>>>>>

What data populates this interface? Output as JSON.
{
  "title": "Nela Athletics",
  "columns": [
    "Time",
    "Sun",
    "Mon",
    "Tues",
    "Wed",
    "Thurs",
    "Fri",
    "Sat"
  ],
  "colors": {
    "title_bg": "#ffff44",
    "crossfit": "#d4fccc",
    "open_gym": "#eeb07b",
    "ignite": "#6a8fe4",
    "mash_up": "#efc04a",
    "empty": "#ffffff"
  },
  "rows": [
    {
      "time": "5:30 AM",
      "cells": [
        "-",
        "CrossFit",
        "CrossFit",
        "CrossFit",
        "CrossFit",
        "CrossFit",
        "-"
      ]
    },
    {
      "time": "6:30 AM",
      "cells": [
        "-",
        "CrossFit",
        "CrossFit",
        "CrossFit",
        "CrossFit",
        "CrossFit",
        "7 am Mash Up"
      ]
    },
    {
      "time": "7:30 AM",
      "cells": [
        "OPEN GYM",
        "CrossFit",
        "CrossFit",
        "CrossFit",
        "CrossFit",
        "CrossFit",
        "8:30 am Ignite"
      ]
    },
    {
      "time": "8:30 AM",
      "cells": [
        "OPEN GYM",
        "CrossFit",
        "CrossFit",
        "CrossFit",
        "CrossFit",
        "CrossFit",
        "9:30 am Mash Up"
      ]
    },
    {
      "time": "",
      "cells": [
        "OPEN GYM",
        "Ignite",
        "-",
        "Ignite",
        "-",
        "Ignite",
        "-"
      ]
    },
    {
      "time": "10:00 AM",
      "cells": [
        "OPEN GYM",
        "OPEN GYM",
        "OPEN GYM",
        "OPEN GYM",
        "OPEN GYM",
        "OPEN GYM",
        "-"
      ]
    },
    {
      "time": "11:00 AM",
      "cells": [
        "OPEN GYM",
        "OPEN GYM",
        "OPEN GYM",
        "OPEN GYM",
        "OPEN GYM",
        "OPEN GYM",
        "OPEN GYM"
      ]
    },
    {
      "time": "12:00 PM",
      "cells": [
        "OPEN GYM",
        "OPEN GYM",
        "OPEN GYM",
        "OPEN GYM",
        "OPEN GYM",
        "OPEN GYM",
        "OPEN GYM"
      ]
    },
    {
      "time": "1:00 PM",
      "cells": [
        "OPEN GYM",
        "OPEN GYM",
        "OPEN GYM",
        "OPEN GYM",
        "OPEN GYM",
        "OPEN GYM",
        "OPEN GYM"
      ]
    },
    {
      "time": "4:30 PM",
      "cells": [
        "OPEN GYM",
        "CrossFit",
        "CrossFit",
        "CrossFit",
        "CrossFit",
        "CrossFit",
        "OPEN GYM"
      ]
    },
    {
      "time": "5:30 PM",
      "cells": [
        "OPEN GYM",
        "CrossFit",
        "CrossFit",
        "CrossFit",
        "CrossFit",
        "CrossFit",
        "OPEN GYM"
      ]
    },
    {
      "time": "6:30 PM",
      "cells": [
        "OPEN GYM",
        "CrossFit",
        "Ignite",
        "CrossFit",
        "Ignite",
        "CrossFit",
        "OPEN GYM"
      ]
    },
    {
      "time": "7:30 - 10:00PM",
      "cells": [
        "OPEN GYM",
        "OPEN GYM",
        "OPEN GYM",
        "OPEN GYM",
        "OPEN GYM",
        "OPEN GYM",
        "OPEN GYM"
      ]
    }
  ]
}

<<<<<

§ What you will do
Set down the material above again, word for word.

§ Expected answer
What data populates this interface? Output as JSON.
{
  "title": "Nela Athletics",
  "columns": [
    "Time",
    "Sun",
    "Mon",
    "Tues",
    "Wed",
    "Thurs",
    "Fri",
    "Sat"
  ],
  "colors": {
    "title_bg": "#ffff44",
    "crossfit": "#d4fccc",
    "open_gym": "#eeb07b",
    "ignite": "#6a8fe4",
    "mash_up": "#efc04a",
    "empty": "#ffffff"
  },
  "rows": [
    {
      "time": "5:30 AM",
      "cells": [
        "-",
        "CrossFit",
        "CrossFit",
        "CrossFit",
        "CrossFit",
        "CrossFit",
        "-"
      ]
    },
    {
      "time": "6:30 AM",
      "cells": [
        "-",
        "CrossFit",
        "CrossFit",
        "CrossFit",
        "CrossFit",
        "CrossFit",
        "7 am Mash Up"
      ]
    },
    {
      "time": "7:30 AM",
      "cells": [
        "OPEN GYM",
        "CrossFit",
        "CrossFit",
        "CrossFit",
        "CrossFit",
        "CrossFit",
        "8:30 am Ignite"
      ]
    },
    {
      "time": "8:30 AM",
      "cells": [
        "OPEN GYM",
        "CrossFit",
        "CrossFit",
        "CrossFit",
        "CrossFit",
        "CrossFit",
        "9:30 am Mash Up"
      ]
    },
    {
      "time": "",
      "cells": [
        "OPEN GYM",
        "Ignite",
        "-",
        "Ignite",
        "-",
        "Ignite",
        "-"
      ]
    },
    {
      "time": "10:00 AM",
      "cells": [
        "OPEN GYM",
        "OPEN GYM",
        "OPEN GYM",
        "OPEN GYM",
        "OPEN GYM",
        "OPEN GYM",
        "-"
      ]
    },
    {
      "time": "11:00 AM",
      "cells": [
        "OPEN GYM",
        "OPEN GYM",
        "OPEN GYM",
        "OPEN GYM",
        "OPEN GYM",
        "OPEN GYM",
        "OPEN GYM"
      ]
    },
    {
      "time": "12:00 PM",
      "cells": [
        "OPEN GYM",
        "OPEN GYM",
        "OPEN GYM",
        "OPEN GYM",
        "OPEN GYM",
        "OPEN GYM",
        "OPEN GYM"
      ]
    },
    {
      "time": "1:00 PM",
      "cells": [
        "OPEN GYM",
        "OPEN GYM",
        "OPEN GYM",
        "OPEN GYM",
        "OPEN GYM",
        "OPEN GYM",
        "OPEN GYM"
      ]
    },
    {
      "time": "4:30 PM",
      "cells": [
        "OPEN GYM",
        "CrossFit",
        "CrossFit",
        "CrossFit",
        "CrossFit",
        "CrossFit",
        "OPEN GYM"
      ]
    },
    {
      "time": "5:30 PM",
      "cells": [
        "OPEN GYM",
        "CrossFit",
        "CrossFit",
        "CrossFit",
        "CrossFit",
        "CrossFit",
        "OPEN GYM"
      ]
    },
    {
      "time": "6:30 PM",
      "cells": [
        "OPEN GYM",
        "CrossFit",
        "Ignite",
        "CrossFit",
        "Ignite",
        "CrossFit",
        "OPEN GYM"
      ]
    },
    {
      "time": "7:30 - 10:00PM",
      "cells": [
        "OPEN GYM",
        "OPEN GYM",
        "OPEN GYM",
        "OPEN GYM",
        "OPEN GYM",
        "OPEN GYM",
        "OPEN GYM"
      ]
    }
  ]
}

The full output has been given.